Exercise aim
Quote the records that follow in full, leaving the pictures out.

Provided records
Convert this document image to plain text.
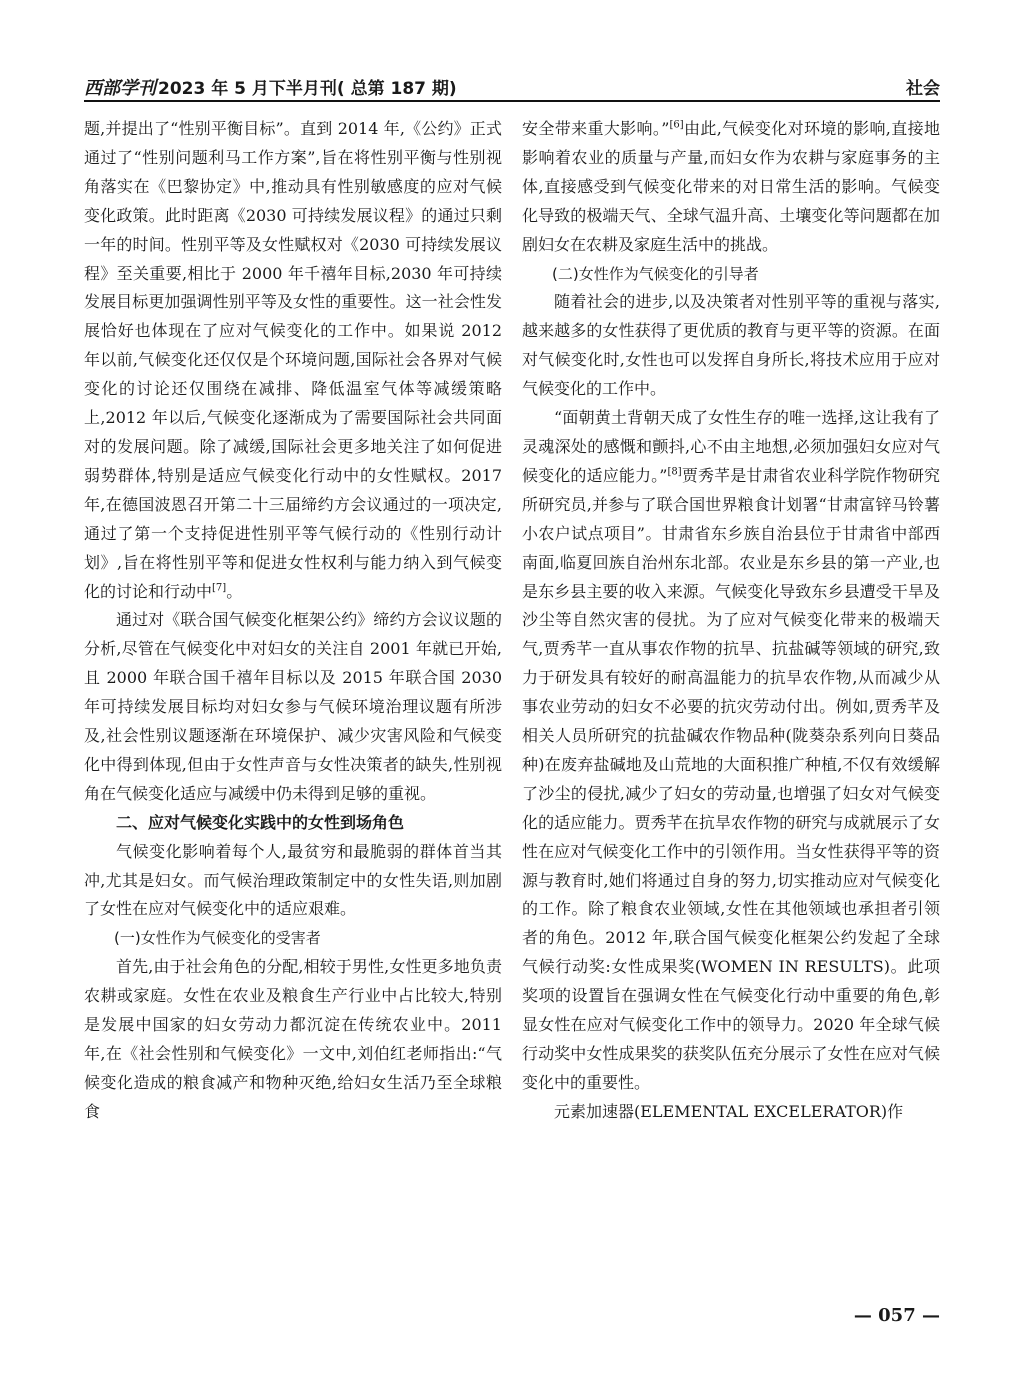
西部学刊 2023 年 5 月下半月刊( 总第 187 期)	社会

题,并提出了“性别平衡目标”。直到 2014 年,《公约》正式通过了“性别问题利马工作方案”,旨在将性别平衡与性别视角落实在《巴黎协定》中,推动具有性别敏感度的应对气候变化政策。此时距离《2030 可持续发展议程》的通过只剩一年的时间。性别平等及女性赋权对《2030 可持续发展议程》至关重要,相比于 2000 年千禧年目标,2030 年可持续发展目标更加强调性别平等及女性的重要性。这一社会性发展恰好也体现在了应对气候变化的工作中。如果说 2012 年以前,气候变化还仅仅是个环境问题,国际社会各界对气候变化的讨论还仅围绕在减排、降低温室气体等减缓策略上,2012 年以后,气候变化逐渐成为了需要国际社会共同面对的发展问题。除了减缓,国际社会更多地关注了如何促进弱势群体,特别是适应气候变化行动中的女性赋权。2017 年,在德国波恩召开第二十三届缔约方会议通过的一项决定,通过了第一个支持促进性别平等气候行动的《性别行动计划》,旨在将性别平等和促进女性权利与能力纳入到气候变化的讨论和行动中[7]。

通过对《联合国气候变化框架公约》缔约方会议议题的分析,尽管在气候变化中对妇女的关注自 2001 年就已开始,且 2000 年联合国千禧年目标以及 2015 年联合国 2030 年可持续发展目标均对妇女参与气候环境治理议题有所涉及,社会性别议题逐渐在环境保护、减少灾害风险和气候变化中得到体现,但由于女性声音与女性决策者的缺失,性别视角在气候变化适应与减缓中仍未得到足够的重视。

二、应对气候变化实践中的女性到场角色

气候变化影响着每个人,最贫穷和最脆弱的群体首当其冲,尤其是妇女。而气候治理政策制定中的女性失语,则加剧了女性在应对气候变化中的适应艰难。

(一)女性作为气候变化的受害者

首先,由于社会角色的分配,相较于男性,女性更多地负责农耕或家庭。女性在农业及粮食生产行业中占比较大,特别是发展中国家的妇女劳动力都沉淀在传统农业中。2011 年,在《社会性别和气候变化》一文中,刘伯红老师指出:“气候变化造成的粮食减产和物种灭绝,给妇女生活乃至全球粮食

安全带来重大影响。”[6]由此,气候变化对环境的影响,直接地影响着农业的质量与产量,而妇女作为农耕与家庭事务的主体,直接感受到气候变化带来的对日常生活的影响。气候变化导致的极端天气、全球气温升高、土壤变化等问题都在加剧妇女在农耕及家庭生活中的挑战。

(二)女性作为气候变化的引导者

随着社会的进步,以及决策者对性别平等的重视与落实,越来越多的女性获得了更优质的教育与更平等的资源。在面对气候变化时,女性也可以发挥自身所长,将技术应用于应对气候变化的工作中。

“面朝黄土背朝天成了女性生存的唯一选择,这让我有了灵魂深处的感慨和颤抖,心不由主地想,必须加强妇女应对气候变化的适应能力。”[8]贾秀芊是甘肃省农业科学院作物研究所研究员,并参与了联合国世界粮食计划署“甘肃富锌马铃薯小农户试点项目”。甘肃省东乡族自治县位于甘肃省中部西南面,临夏回族自治州东北部。农业是东乡县的第一产业,也是东乡县主要的收入来源。气候变化导致东乡县遭受干旱及沙尘等自然灾害的侵扰。为了应对气候变化带来的极端天气,贾秀芊一直从事农作物的抗旱、抗盐碱等领域的研究,致力于研发具有较好的耐高温能力的抗旱农作物,从而减少从事农业劳动的妇女不必要的抗灾劳动付出。例如,贾秀芊及相关人员所研究的抗盐碱农作物品种(陇葵杂系列向日葵品种)在废弃盐碱地及山荒地的大面积推广种植,不仅有效缓解了沙尘的侵扰,减少了妇女的劳动量,也增强了妇女对气候变化的适应能力。贾秀芊在抗旱农作物的研究与成就展示了女性在应对气候变化工作中的引领作用。当女性获得平等的资源与教育时,她们将通过自身的努力,切实推动应对气候变化的工作。除了粮食农业领域,女性在其他领域也承担者引领者的角色。2012 年,联合国气候变化框架公约发起了全球气候行动奖:女性成果奖(WOMEN IN RESULTS)。此项奖项的设置旨在强调女性在气候变化行动中重要的角色,彰显女性在应对气候变化工作中的领导力。2020 年全球气候行动奖中女性成果奖的获奖队伍充分展示了女性在应对气候变化中的重要性。

元素加速器(ELEMENTAL EXCELERATOR)作

— 057 —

Final result
Convert this document image to plain text.
西部学刊 2023 年 5 月下半月刊( 总第 187 期)	社会

题,并提出了“性别平衡目标”。直到 2014 年,《公约》正式通过了“性别问题利马工作方案”,旨在将性别平衡与性别视角落实在《巴黎协定》中,推动具有性别敏感度的应对气候变化政策。此时距离《2030 可持续发展议程》的通过只剩一年的时间。性别平等及女性赋权对《2030 可持续发展议程》至关重要,相比于 2000 年千禧年目标,2030 年可持续发展目标更加强调性别平等及女性的重要性。这一社会性发展恰好也体现在了应对气候变化的工作中。如果说 2012 年以前,气候变化还仅仅是个环境问题,国际社会各界对气候变化的讨论还仅围绕在减排、降低温室气体等减缓策略上,2012 年以后,气候变化逐渐成为了需要国际社会共同面对的发展问题。除了减缓,国际社会更多地关注了如何促进弱势群体,特别是适应气候变化行动中的女性赋权。2017 年,在德国波恩召开第二十三届缔约方会议通过的一项决定,通过了第一个支持促进性别平等气候行动的《性别行动计划》,旨在将性别平等和促进女性权利与能力纳入到气候变化的讨论和行动中[7]。

通过对《联合国气候变化框架公约》缔约方会议议题的分析,尽管在气候变化中对妇女的关注自 2001 年就已开始,且 2000 年联合国千禧年目标以及 2015 年联合国 2030 年可持续发展目标均对妇女参与气候环境治理议题有所涉及,社会性别议题逐渐在环境保护、减少灾害风险和气候变化中得到体现,但由于女性声音与女性决策者的缺失,性别视角在气候变化适应与减缓中仍未得到足够的重视。

二、应对气候变化实践中的女性到场角色

气候变化影响着每个人,最贫穷和最脆弱的群体首当其冲,尤其是妇女。而气候治理政策制定中的女性失语,则加剧了女性在应对气候变化中的适应艰难。

(一)女性作为气候变化的受害者

首先,由于社会角色的分配,相较于男性,女性更多地负责农耕或家庭。女性在农业及粮食生产行业中占比较大,特别是发展中国家的妇女劳动力都沉淀在传统农业中。2011 年,在《社会性别和气候变化》一文中,刘伯红老师指出:“气候变化造成的粮食减产和物种灭绝,给妇女生活乃至全球粮食

安全带来重大影响。”[6]由此,气候变化对环境的影响,直接地影响着农业的质量与产量,而妇女作为农耕与家庭事务的主体,直接感受到气候变化带来的对日常生活的影响。气候变化导致的极端天气、全球气温升高、土壤变化等问题都在加剧妇女在农耕及家庭生活中的挑战。

(二)女性作为气候变化的引导者

随着社会的进步,以及决策者对性别平等的重视与落实,越来越多的女性获得了更优质的教育与更平等的资源。在面对气候变化时,女性也可以发挥自身所长,将技术应用于应对气候变化的工作中。

“面朝黄土背朝天成了女性生存的唯一选择,这让我有了灵魂深处的感慨和颤抖,心不由主地想,必须加强妇女应对气候变化的适应能力。”[8]贾秀芊是甘肃省农业科学院作物研究所研究员,并参与了联合国世界粮食计划署“甘肃富锌马铃薯小农户试点项目”。甘肃省东乡族自治县位于甘肃省中部西南面,临夏回族自治州东北部。农业是东乡县的第一产业,也是东乡县主要的收入来源。气候变化导致东乡县遭受干旱及沙尘等自然灾害的侵扰。为了应对气候变化带来的极端天气,贾秀芊一直从事农作物的抗旱、抗盐碱等领域的研究,致力于研发具有较好的耐高温能力的抗旱农作物,从而减少从事农业劳动的妇女不必要的抗灾劳动付出。例如,贾秀芊及相关人员所研究的抗盐碱农作物品种(陇葵杂系列向日葵品种)在废弃盐碱地及山荒地的大面积推广种植,不仅有效缓解了沙尘的侵扰,减少了妇女的劳动量,也增强了妇女对气候变化的适应能力。贾秀芊在抗旱农作物的研究与成就展示了女性在应对气候变化工作中的引领作用。当女性获得平等的资源与教育时,她们将通过自身的努力,切实推动应对气候变化的工作。除了粮食农业领域,女性在其他领域也承担者引领者的角色。2012 年,联合国气候变化框架公约发起了全球气候行动奖:女性成果奖(WOMEN IN RESULTS)。此项奖项的设置旨在强调女性在气候变化行动中重要的角色,彰显女性在应对气候变化工作中的领导力。2020 年全球气候行动奖中女性成果奖的获奖队伍充分展示了女性在应对气候变化中的重要性。

元素加速器(ELEMENTAL EXCELERATOR)作

— 057 —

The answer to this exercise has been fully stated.